## The input
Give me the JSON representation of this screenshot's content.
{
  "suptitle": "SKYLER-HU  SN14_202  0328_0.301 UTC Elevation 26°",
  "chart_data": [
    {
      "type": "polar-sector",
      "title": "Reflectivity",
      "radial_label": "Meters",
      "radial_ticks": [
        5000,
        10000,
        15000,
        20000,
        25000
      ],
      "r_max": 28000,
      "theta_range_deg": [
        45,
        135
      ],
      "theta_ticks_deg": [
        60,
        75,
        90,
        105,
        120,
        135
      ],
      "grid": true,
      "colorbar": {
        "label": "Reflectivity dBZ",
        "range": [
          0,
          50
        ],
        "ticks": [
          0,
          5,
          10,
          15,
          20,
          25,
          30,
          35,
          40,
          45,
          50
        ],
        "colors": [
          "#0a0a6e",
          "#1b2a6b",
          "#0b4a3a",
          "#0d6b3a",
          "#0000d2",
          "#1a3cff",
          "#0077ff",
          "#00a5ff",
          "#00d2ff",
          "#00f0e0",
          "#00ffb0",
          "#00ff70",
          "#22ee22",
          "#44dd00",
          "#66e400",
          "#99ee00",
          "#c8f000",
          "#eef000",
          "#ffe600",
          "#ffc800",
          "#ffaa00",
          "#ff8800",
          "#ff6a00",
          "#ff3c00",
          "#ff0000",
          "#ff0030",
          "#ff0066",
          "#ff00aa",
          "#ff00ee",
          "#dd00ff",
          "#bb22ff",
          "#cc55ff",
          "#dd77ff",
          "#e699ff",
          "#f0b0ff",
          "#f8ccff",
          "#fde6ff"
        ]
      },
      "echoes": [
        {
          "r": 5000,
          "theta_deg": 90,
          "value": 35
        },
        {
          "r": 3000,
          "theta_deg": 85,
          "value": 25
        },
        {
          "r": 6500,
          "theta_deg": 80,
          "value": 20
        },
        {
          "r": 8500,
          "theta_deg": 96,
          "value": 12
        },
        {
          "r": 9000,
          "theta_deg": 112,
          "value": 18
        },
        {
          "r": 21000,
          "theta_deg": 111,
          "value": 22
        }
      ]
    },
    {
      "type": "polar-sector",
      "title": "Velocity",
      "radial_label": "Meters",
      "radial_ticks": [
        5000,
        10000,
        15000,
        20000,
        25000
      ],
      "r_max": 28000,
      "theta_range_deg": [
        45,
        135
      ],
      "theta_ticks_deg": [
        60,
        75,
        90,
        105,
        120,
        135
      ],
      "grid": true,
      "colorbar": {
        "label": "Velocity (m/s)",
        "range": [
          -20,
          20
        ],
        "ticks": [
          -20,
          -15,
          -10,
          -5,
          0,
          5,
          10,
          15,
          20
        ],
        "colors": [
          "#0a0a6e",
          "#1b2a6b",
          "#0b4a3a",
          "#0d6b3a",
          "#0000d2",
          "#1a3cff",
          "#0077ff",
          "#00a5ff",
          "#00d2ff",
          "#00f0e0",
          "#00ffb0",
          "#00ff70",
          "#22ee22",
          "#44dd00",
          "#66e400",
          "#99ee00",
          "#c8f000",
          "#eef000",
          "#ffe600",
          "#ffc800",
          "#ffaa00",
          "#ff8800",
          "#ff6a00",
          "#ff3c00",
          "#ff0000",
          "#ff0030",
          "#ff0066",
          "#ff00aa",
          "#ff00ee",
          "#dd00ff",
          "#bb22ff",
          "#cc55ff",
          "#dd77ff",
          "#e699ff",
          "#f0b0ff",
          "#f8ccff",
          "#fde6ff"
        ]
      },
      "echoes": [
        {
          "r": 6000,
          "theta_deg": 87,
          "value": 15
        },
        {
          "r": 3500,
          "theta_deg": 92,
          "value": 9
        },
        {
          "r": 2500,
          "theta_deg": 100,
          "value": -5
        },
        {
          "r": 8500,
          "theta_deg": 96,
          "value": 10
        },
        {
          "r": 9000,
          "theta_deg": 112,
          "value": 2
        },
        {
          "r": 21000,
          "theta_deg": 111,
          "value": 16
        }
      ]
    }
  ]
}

## Goal
Produce an exact copy of every entry above.

## Reply
Give me the JSON representation of this screenshot's content.
{
  "suptitle": "SKYLER-HU  SN14_202  0328_0.301 UTC Elevation 26°",
  "chart_data": [
    {
      "type": "polar-sector",
      "title": "Reflectivity",
      "radial_label": "Meters",
      "radial_ticks": [
        5000,
        10000,
        15000,
        20000,
        25000
      ],
      "r_max": 28000,
      "theta_range_deg": [
        45,
        135
      ],
      "theta_ticks_deg": [
        60,
        75,
        90,
        105,
        120,
        135
      ],
      "grid": true,
      "colorbar": {
        "label": "Reflectivity dBZ",
        "range": [
          0,
          50
        ],
        "ticks": [
          0,
          5,
          10,
          15,
          20,
          25,
          30,
          35,
          40,
          45,
          50
        ],
        "colors": [
          "#0a0a6e",
          "#1b2a6b",
          "#0b4a3a",
          "#0d6b3a",
          "#0000d2",
          "#1a3cff",
          "#0077ff",
          "#00a5ff",
          "#00d2ff",
          "#00f0e0",
          "#00ffb0",
          "#00ff70",
          "#22ee22",
          "#44dd00",
          "#66e400",
          "#99ee00",
          "#c8f000",
          "#eef000",
          "#ffe600",
          "#ffc800",
          "#ffaa00",
          "#ff8800",
          "#ff6a00",
          "#ff3c00",
          "#ff0000",
          "#ff0030",
          "#ff0066",
          "#ff00aa",
          "#ff00ee",
          "#dd00ff",
          "#bb22ff",
          "#cc55ff",
          "#dd77ff",
          "#e699ff",
          "#f0b0ff",
          "#f8ccff",
          "#fde6ff"
        ]
      },
      "echoes": [
        {
          "r": 5000,
          "theta_deg": 90,
          "value": 35
        },
        {
          "r": 3000,
          "theta_deg": 85,
          "value": 25
        },
        {
          "r": 6500,
          "theta_deg": 80,
          "value": 20
        },
        {
          "r": 8500,
          "theta_deg": 96,
          "value": 12
        },
        {
          "r": 9000,
          "theta_deg": 112,
          "value": 18
        },
        {
          "r": 21000,
          "theta_deg": 111,
          "value": 22
        }
      ]
    },
    {
      "type": "polar-sector",
      "title": "Velocity",
      "radial_label": "Meters",
      "radial_ticks": [
        5000,
        10000,
        15000,
        20000,
        25000
      ],
      "r_max": 28000,
      "theta_range_deg": [
        45,
        135
      ],
      "theta_ticks_deg": [
        60,
        75,
        90,
        105,
        120,
        135
      ],
      "grid": true,
      "colorbar": {
        "label": "Velocity (m/s)",
        "range": [
          -20,
          20
        ],
        "ticks": [
          -20,
          -15,
          -10,
          -5,
          0,
          5,
          10,
          15,
          20
        ],
        "colors": [
          "#0a0a6e",
          "#1b2a6b",
          "#0b4a3a",
          "#0d6b3a",
          "#0000d2",
          "#1a3cff",
          "#0077ff",
          "#00a5ff",
          "#00d2ff",
          "#00f0e0",
          "#00ffb0",
          "#00ff70",
          "#22ee22",
          "#44dd00",
          "#66e400",
          "#99ee00",
          "#c8f000",
          "#eef000",
          "#ffe600",
          "#ffc800",
          "#ffaa00",
          "#ff8800",
          "#ff6a00",
          "#ff3c00",
          "#ff0000",
          "#ff0030",
          "#ff0066",
          "#ff00aa",
          "#ff00ee",
          "#dd00ff",
          "#bb22ff",
          "#cc55ff",
          "#dd77ff",
          "#e699ff",
          "#f0b0ff",
          "#f8ccff",
          "#fde6ff"
        ]
      },
      "echoes": [
        {
          "r": 6000,
          "theta_deg": 87,
          "value": 15
        },
        {
          "r": 3500,
          "theta_deg": 92,
          "value": 9
        },
        {
          "r": 2500,
          "theta_deg": 100,
          "value": -5
        },
        {
          "r": 8500,
          "theta_deg": 96,
          "value": 10
        },
        {
          "r": 9000,
          "theta_deg": 112,
          "value": 2
        },
        {
          "r": 21000,
          "theta_deg": 111,
          "value": 16
        }
      ]
    }
  ]
}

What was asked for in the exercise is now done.